● **Task to complete**
Pictures in the records should not be copied, but every other part must be repeated exactly.

--- Begin ---

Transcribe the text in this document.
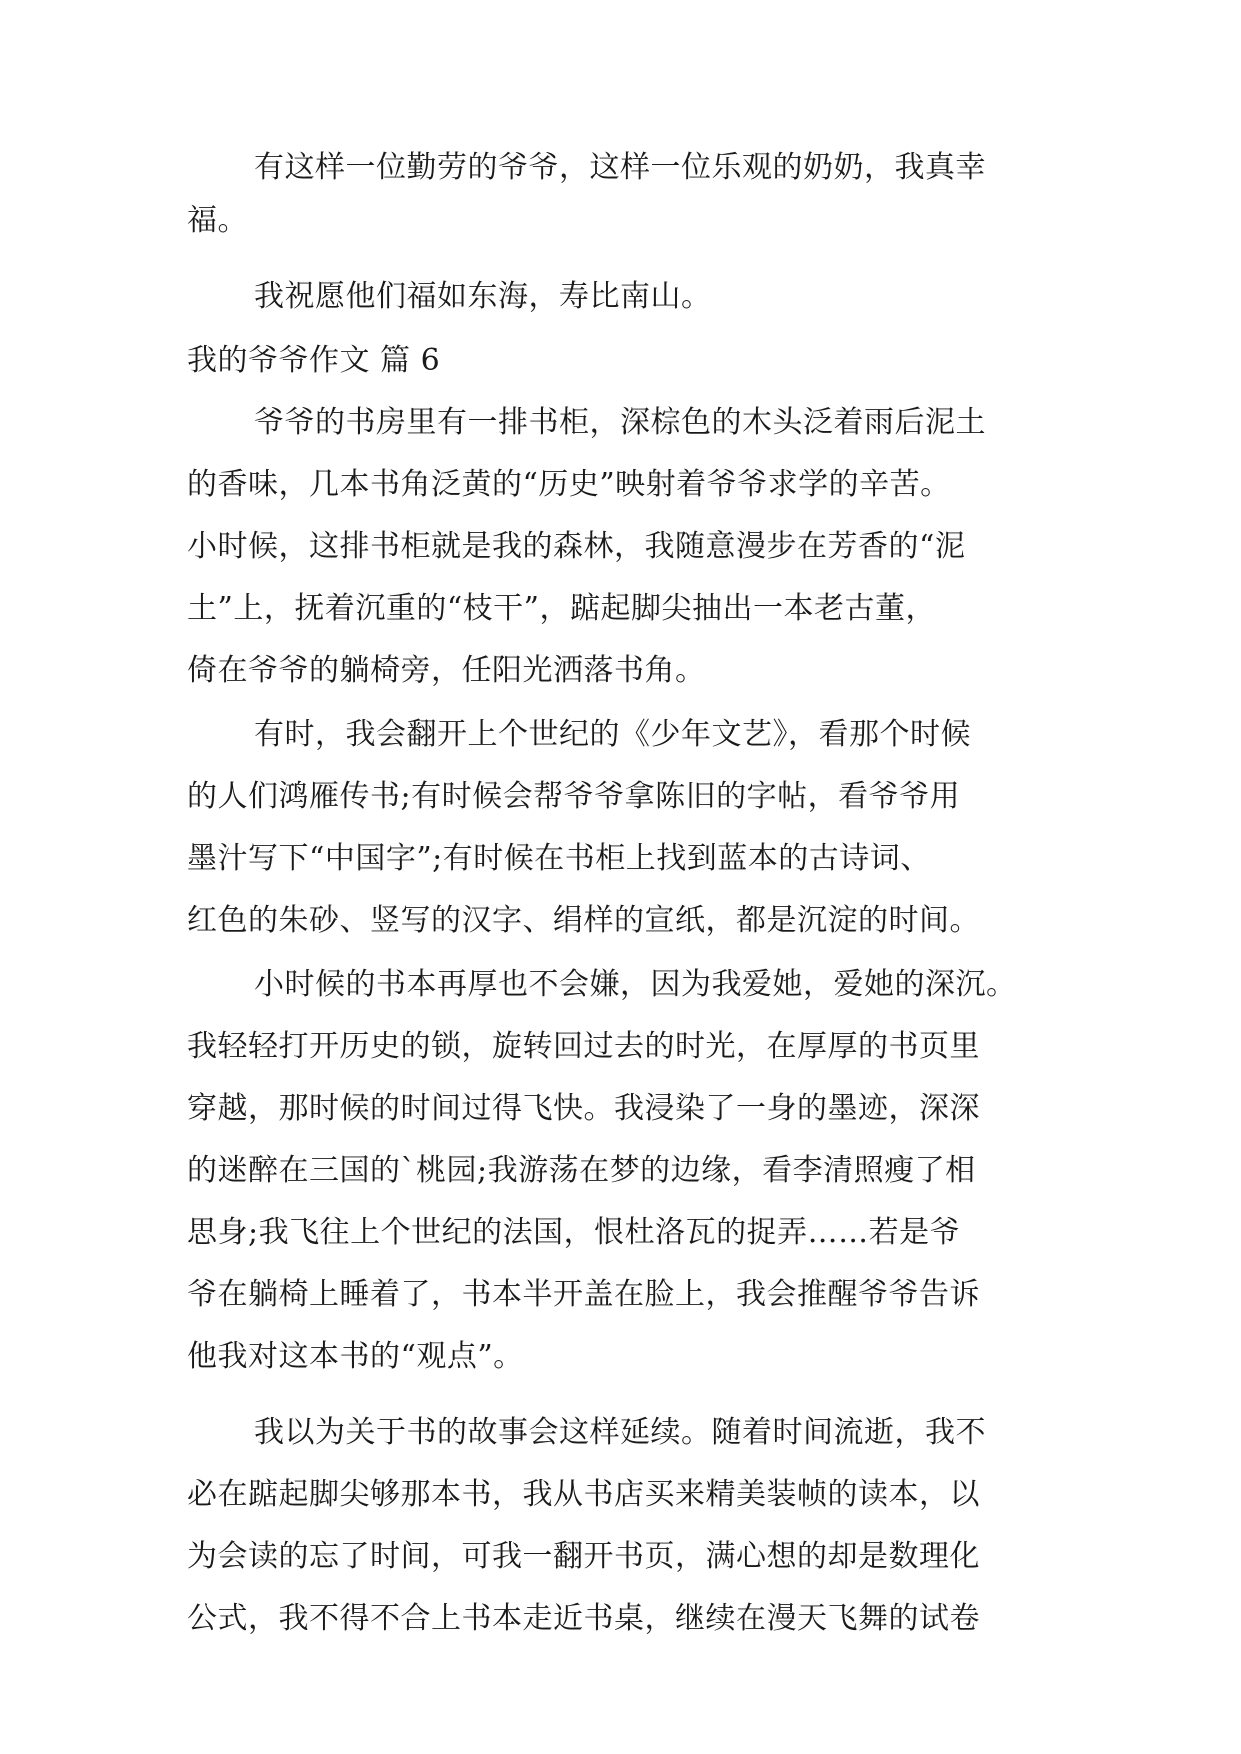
有这样一位勤劳的爷爷，这样一位乐观的奶奶，我真幸
福。
我祝愿他们福如东海，寿比南山。
我的爷爷作文 篇 6
爷爷的书房里有一排书柜，深棕色的木头泛着雨后泥土
的香味，几本书角泛黄的“历史”映射着爷爷求学的辛苦。
小时候，这排书柜就是我的森林，我随意漫步在芳香的“泥
土”上，抚着沉重的“枝干”，踮起脚尖抽出一本老古董，
倚在爷爷的躺椅旁，任阳光洒落书角。
有时，我会翻开上个世纪的《少年文艺》，看那个时候
的人们鸿雁传书;有时候会帮爷爷拿陈旧的字帖，看爷爷用
墨汁写下“中国字”;有时候在书柜上找到蓝本的古诗词、
红色的朱砂、竖写的汉字、绢样的宣纸，都是沉淀的时间。
小时候的书本再厚也不会嫌，因为我爱她，爱她的深沉。
我轻轻打开历史的锁，旋转回过去的时光，在厚厚的书页里
穿越，那时候的时间过得飞快。我浸染了一身的墨迹，深深
的迷醉在三国的`桃园;我游荡在梦的边缘，看李清照瘦了相
思身;我飞往上个世纪的法国，恨杜洛瓦的捉弄……若是爷
爷在躺椅上睡着了，书本半开盖在脸上，我会推醒爷爷告诉
他我对这本书的“观点”。
我以为关于书的故事会这样延续。随着时间流逝，我不
必在踮起脚尖够那本书，我从书店买来精美装帧的读本，以
为会读的忘了时间，可我一翻开书页，满心想的却是数理化
公式，我不得不合上书本走近书桌，继续在漫天飞舞的试卷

--- End ---

● **Complete output**
Transcribe the text in this document.
有这样一位勤劳的爷爷，这样一位乐观的奶奶，我真幸
福。
我祝愿他们福如东海，寿比南山。
我的爷爷作文 篇 6
爷爷的书房里有一排书柜，深棕色的木头泛着雨后泥土
的香味，几本书角泛黄的“历史”映射着爷爷求学的辛苦。
小时候，这排书柜就是我的森林，我随意漫步在芳香的“泥
土”上，抚着沉重的“枝干”，踮起脚尖抽出一本老古董，
倚在爷爷的躺椅旁，任阳光洒落书角。
有时，我会翻开上个世纪的《少年文艺》，看那个时候
的人们鸿雁传书;有时候会帮爷爷拿陈旧的字帖，看爷爷用
墨汁写下“中国字”;有时候在书柜上找到蓝本的古诗词、
红色的朱砂、竖写的汉字、绢样的宣纸，都是沉淀的时间。
小时候的书本再厚也不会嫌，因为我爱她，爱她的深沉。
我轻轻打开历史的锁，旋转回过去的时光，在厚厚的书页里
穿越，那时候的时间过得飞快。我浸染了一身的墨迹，深深
的迷醉在三国的`桃园;我游荡在梦的边缘，看李清照瘦了相
思身;我飞往上个世纪的法国，恨杜洛瓦的捉弄……若是爷
爷在躺椅上睡着了，书本半开盖在脸上，我会推醒爷爷告诉
他我对这本书的“观点”。
我以为关于书的故事会这样延续。随着时间流逝，我不
必在踮起脚尖够那本书，我从书店买来精美装帧的读本，以
为会读的忘了时间，可我一翻开书页，满心想的却是数理化
公式，我不得不合上书本走近书桌，继续在漫天飞舞的试卷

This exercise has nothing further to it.